Layout region records:
──────
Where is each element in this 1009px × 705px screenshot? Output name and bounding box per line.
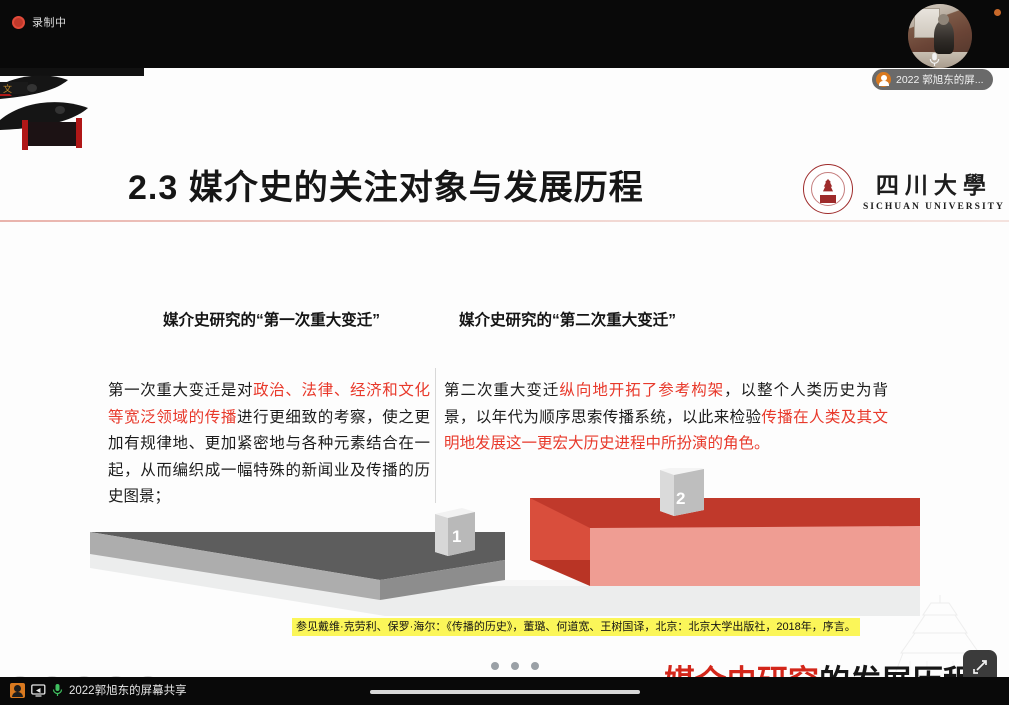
scu-pagoda-icon xyxy=(821,179,835,199)
body-text: 第二次重大变迁 xyxy=(444,382,559,399)
column-body-second: 第二次重大变迁纵向地开拓了参考构架，以整个人类历史为背景，以年代为顺序思索传播系… xyxy=(444,378,888,458)
column-heading-first: 媒介史研究的“第一次重大变迁” xyxy=(163,308,380,330)
meeting-window: 录制中 文 xyxy=(0,0,1009,705)
university-logo: 四川大學 SICHUAN UNIVERSITY xyxy=(803,164,1005,214)
university-name: 四川大學 SICHUAN UNIVERSITY xyxy=(863,166,1005,212)
svg-text:1: 1 xyxy=(452,527,461,546)
university-name-cn: 四川大學 xyxy=(876,166,992,200)
video-person-body xyxy=(934,20,954,54)
page-dot[interactable] xyxy=(491,662,499,670)
expand-button[interactable] xyxy=(963,650,997,677)
self-view-name-label: 2022 郭旭东的屏... xyxy=(896,72,984,87)
screen-share-status[interactable]: 2022郭旭东的屏幕共享 xyxy=(10,682,187,698)
citation-note: 参见戴维·克劳利、保罗·海尔：《传播的历史》，董璐、何道宽、王树国译，北京：北京… xyxy=(292,618,860,636)
microphone-active-icon xyxy=(52,683,63,697)
svg-text:文: 文 xyxy=(3,83,12,94)
university-name-en: SICHUAN UNIVERSITY xyxy=(863,202,1005,212)
screen-share-icon xyxy=(31,684,46,697)
column-heading-second: 媒介史研究的“第二次重大变迁” xyxy=(459,308,676,330)
participant-icon xyxy=(10,683,25,698)
pavilion-decoration-icon: 文 xyxy=(0,68,144,156)
screen-share-label: 2022郭旭东的屏幕共享 xyxy=(69,682,187,698)
slide-footer-text: 媒介史研究的发展历程 xyxy=(664,656,974,677)
page-indicator xyxy=(491,662,539,670)
self-view-name-chip: 2022 郭旭东的屏... xyxy=(872,69,993,90)
scu-pagoda-base-icon xyxy=(820,195,836,203)
page-dot[interactable] xyxy=(511,662,519,670)
title-divider xyxy=(0,220,1009,222)
status-dot-icon xyxy=(994,9,1001,16)
recording-indicator: 录制中 xyxy=(12,14,67,30)
self-view-mic-icon xyxy=(928,52,941,67)
svg-text:2: 2 xyxy=(676,489,685,508)
home-indicator[interactable] xyxy=(370,690,640,694)
slide-footer-text-red: 媒介史研究 xyxy=(664,664,819,677)
page-dot[interactable] xyxy=(531,662,539,670)
expand-arrow-icon xyxy=(971,658,989,676)
slide-footer-text-black: 的发展历程 xyxy=(819,664,974,677)
shared-slide: 文 2.3 媒介史的关注对象与发展历程 四川大學 SICHUAN UNIVERS… xyxy=(0,68,1009,677)
meeting-top-bar: 录制中 xyxy=(0,0,1009,68)
participant-avatar-icon xyxy=(876,72,891,87)
scu-seal-icon xyxy=(803,164,853,214)
emphasis-text: 纵向地开拓了参考构架 xyxy=(559,382,724,399)
body-text: 第一次重大变迁是对 xyxy=(108,382,253,399)
platform-graphic: 1 2 xyxy=(90,468,920,618)
video-person-head xyxy=(938,14,949,25)
recording-label: 录制中 xyxy=(32,14,67,30)
record-dot-icon xyxy=(12,16,25,29)
page-title: 2.3 媒介史的关注对象与发展历程 xyxy=(128,160,644,209)
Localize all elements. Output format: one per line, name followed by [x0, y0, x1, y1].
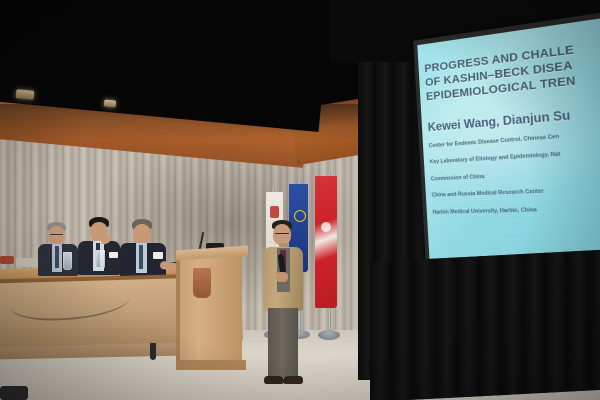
projected-slide: PROGRESS AND CHALLE OF KASHIN–BECK DISEA…: [417, 16, 600, 279]
black-drape-below-screen: [370, 249, 600, 400]
name-badge: [109, 252, 118, 258]
trouser-leg-right: [283, 308, 298, 378]
trouser-leg-left: [268, 308, 283, 378]
necktie: [55, 246, 59, 268]
standing-presenter: [252, 222, 310, 390]
flag-emblem: [270, 206, 279, 218]
floor-object: [0, 386, 28, 400]
table-papers: [16, 258, 38, 267]
eu-star-circle: [294, 210, 306, 222]
water-glass: [63, 252, 72, 270]
name-badge: [153, 252, 163, 259]
shoe-left: [264, 376, 284, 384]
flag-base: [318, 330, 340, 340]
flag-emblem: [321, 222, 331, 232]
ceiling-downlight: [16, 89, 35, 100]
shoe-right: [283, 376, 303, 384]
head: [133, 224, 151, 244]
red-white-cantonal-flag: [315, 176, 337, 308]
panelist-left: [38, 224, 78, 274]
conference-hall-photo: PROGRESS AND CHALLE OF KASHIN–BECK DISEA…: [0, 0, 600, 400]
necktie: [139, 245, 143, 269]
institutional-crest: [193, 268, 211, 298]
glasses: [50, 234, 63, 239]
ceiling-downlight: [104, 99, 117, 107]
projection-screen: PROGRESS AND CHALLE OF KASHIN–BECK DISEA…: [413, 10, 600, 286]
water-glass: [96, 250, 105, 269]
wooden-lectern: [180, 254, 242, 364]
table-item-red: [0, 256, 14, 264]
glasses: [275, 233, 289, 238]
panelist-right: [120, 222, 166, 276]
lectern-base: [176, 360, 246, 370]
projection-scanlines: [417, 16, 600, 279]
hand: [276, 272, 288, 282]
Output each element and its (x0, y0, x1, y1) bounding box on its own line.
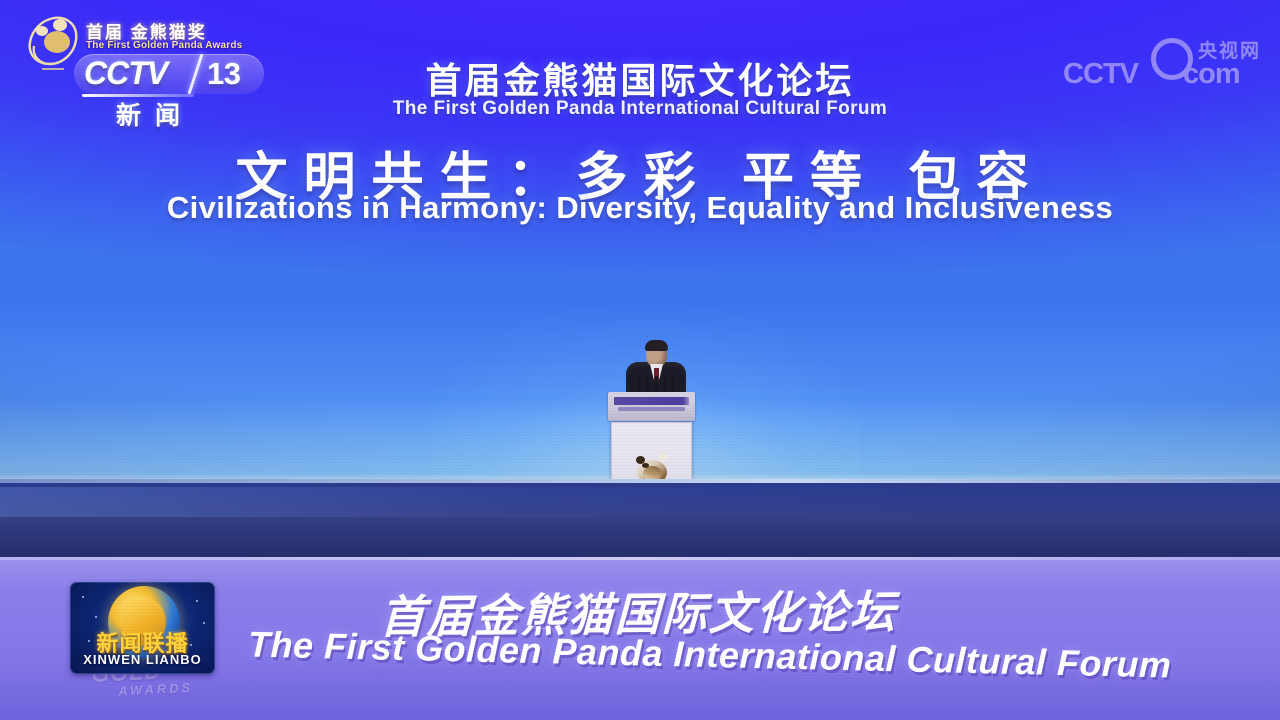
──────
Direction — Arrange every line of the data above as a JSON list of strings, one string per line, with blank lines and the pictures left out.

Output of the task —
[
  "Where is each element in this 1009px × 705px screenshot? Output name and bounding box per line.",
  "scu-pagoda-icon xyxy=(821,179,835,199)",
  "body-text: 第二次重大变迁 xyxy=(444,382,559,399)",
  "column-body-second: 第二次重大变迁纵向地开拓了参考构架，以整个人类历史为背景，以年代为顺序思索传播系… xyxy=(444,378,888,458)",
  "column-heading-first: 媒介史研究的“第一次重大变迁” xyxy=(163,308,380,330)",
  "meeting-window: 录制中 文 xyxy=(0,0,1009,705)",
  "university-logo: 四川大學 SICHUAN UNIVERSITY xyxy=(803,164,1005,214)",
  "university-name: 四川大學 SICHUAN UNIVERSITY xyxy=(863,166,1005,212)",
  "svg-text:1: 1 xyxy=(452,527,461,546)",
  "university-name-cn: 四川大學 xyxy=(876,166,992,200)",
  "video-person-body xyxy=(934,20,954,54)",
  "page-dot[interactable] xyxy=(491,662,499,670)",
  "expand-button[interactable] xyxy=(963,650,997,677)",
  "self-view-name-label: 2022 郭旭东的屏... xyxy=(896,72,984,87)",
  "screen-share-status[interactable]: 2022郭旭东的屏幕共享 xyxy=(10,682,187,698)",
  "citation-note: 参见戴维·克劳利、保罗·海尔：《传播的历史》，董璐、何道宽、王树国译，北京：北京… xyxy=(292,618,860,636)",
  "microphone-active-icon xyxy=(52,683,63,697)",
  "svg-text:文: 文 xyxy=(3,83,12,94)",
  "university-name-en: SICHUAN UNIVERSITY xyxy=(863,202,1005,212)",
  "screen-share-icon xyxy=(31,684,46,697)",
  "column-heading-second: 媒介史研究的“第二次重大变迁” xyxy=(459,308,676,330)",
  "participant-icon xyxy=(10,683,25,698)",
  "pavilion-decoration-icon: 文 xyxy=(0,68,144,156)",
  "screen-share-label: 2022郭旭东的屏幕共享 xyxy=(69,682,187,698)",
  "slide-footer-text: 媒介史研究的发展历程 xyxy=(664,656,974,677)",
  "page-indicator xyxy=(491,662,539,670)",
  "self-view-name-chip: 2022 郭旭东的屏... xyxy=(872,69,993,90)",
  "scu-pagoda-base-icon xyxy=(820,195,836,203)",
  "page-dot[interactable] xyxy=(511,662,519,670)",
  "title-divider xyxy=(0,220,1009,222)",
  "status-dot-icon xyxy=(994,9,1001,16)",
  "recording-indicator: 录制中 xyxy=(12,14,67,30)",
  "self-view-mic-icon xyxy=(928,52,941,67)",
  "svg-text:2: 2 xyxy=(676,489,685,508)",
  "home-indicator[interactable] xyxy=(370,690,640,694)",
  "slide-footer-text-red: 媒介史研究 xyxy=(664,664,819,677)",
  "page-dot[interactable] xyxy=(531,662,539,670)",
  "expand-arrow-icon xyxy=(971,658,989,676)",
  "slide-footer-text-black: 的发展历程 xyxy=(819,664,974,677)",
  "shared-slide: 文 2.3 媒介史的关注对象与发展历程 四川大學 SICHUAN UNIVERS… xyxy=(0,68,1009,677)",
  "meeting-top-bar: 录制中 xyxy=(0,0,1009,68)",
  "participant-avatar-icon xyxy=(876,72,891,87)",
  "scu-seal-icon xyxy=(803,164,853,214)",
  "emphasis-text: 纵向地开拓了参考构架 xyxy=(559,382,724,399)",
  "body-text: 第一次重大变迁是对 xyxy=(108,382,253,399)",
  "platform-graphic: 1 2 xyxy=(90,468,920,618)",
  "video-person-head xyxy=(938,14,949,25)",
  "recording-label: 录制中 xyxy=(32,14,67,30)",
  "record-dot-icon xyxy=(12,16,25,29)",
  "page-title: 2.3 媒介史的关注对象与发展历程 xyxy=(128,160,644,209)",
  "Localize all elements. Output format: one per line, name followed by [x0, y0, x1, y1].",
  "projected-slide: PROGRESS AND CHALLE OF KASHIN–BECK DISEA…: [417, 16, 600, 279]",
  "black-drape-below-screen: [370, 249, 600, 400]",
  "name-badge: [109, 252, 118, 258]",
  "trouser-leg-right: [283, 308, 298, 378]",
  "trouser-leg-left: [268, 308, 283, 378]",
  "necktie: [55, 246, 59, 268]",
  "standing-presenter: [252, 222, 310, 390]",
  "flag-emblem: [270, 206, 279, 218]",
  "floor-object: [0, 386, 28, 400]",
  "table-papers: [16, 258, 38, 267]",
  "eu-star-circle: [294, 210, 306, 222]",
  "water-glass: [63, 252, 72, 270]",
  "name-badge: [153, 252, 163, 259]",
  "shoe-left: [264, 376, 284, 384]",
  "flag-base: [318, 330, 340, 340]",
  "flag-emblem: [321, 222, 331, 232]",
  "ceiling-downlight: [16, 89, 35, 100]",
  "shoe-right: [283, 376, 303, 384]",
  "head: [133, 224, 151, 244]",
  "red-white-cantonal-flag: [315, 176, 337, 308]",
  "panelist-left: [38, 224, 78, 274]",
  "conference-hall-photo: PROGRESS AND CHALLE OF KASHIN–BECK DISEA…: [0, 0, 600, 400]",
  "necktie: [139, 245, 143, 269]",
  "institutional-crest: [193, 268, 211, 298]",
  "glasses: [50, 234, 63, 239]",
  "ceiling-downlight: [104, 99, 117, 107]",
  "projection-screen: PROGRESS AND CHALLE OF KASHIN–BECK DISEA…: [413, 10, 600, 286]",
  "water-glass: [96, 250, 105, 269]",
  "wooden-lectern: [180, 254, 242, 364]",
  "table-item-red: [0, 256, 14, 264]",
  "glasses: [275, 233, 289, 238]",
  "panelist-right: [120, 222, 166, 276]",
  "lectern-base: [176, 360, 246, 370]",
  "projection-scanlines: [417, 16, 600, 279]",
  "hand: [276, 272, 288, 282]",
  "Output each element and its (x0, y0, x1, y1) bounding box on its own line."
]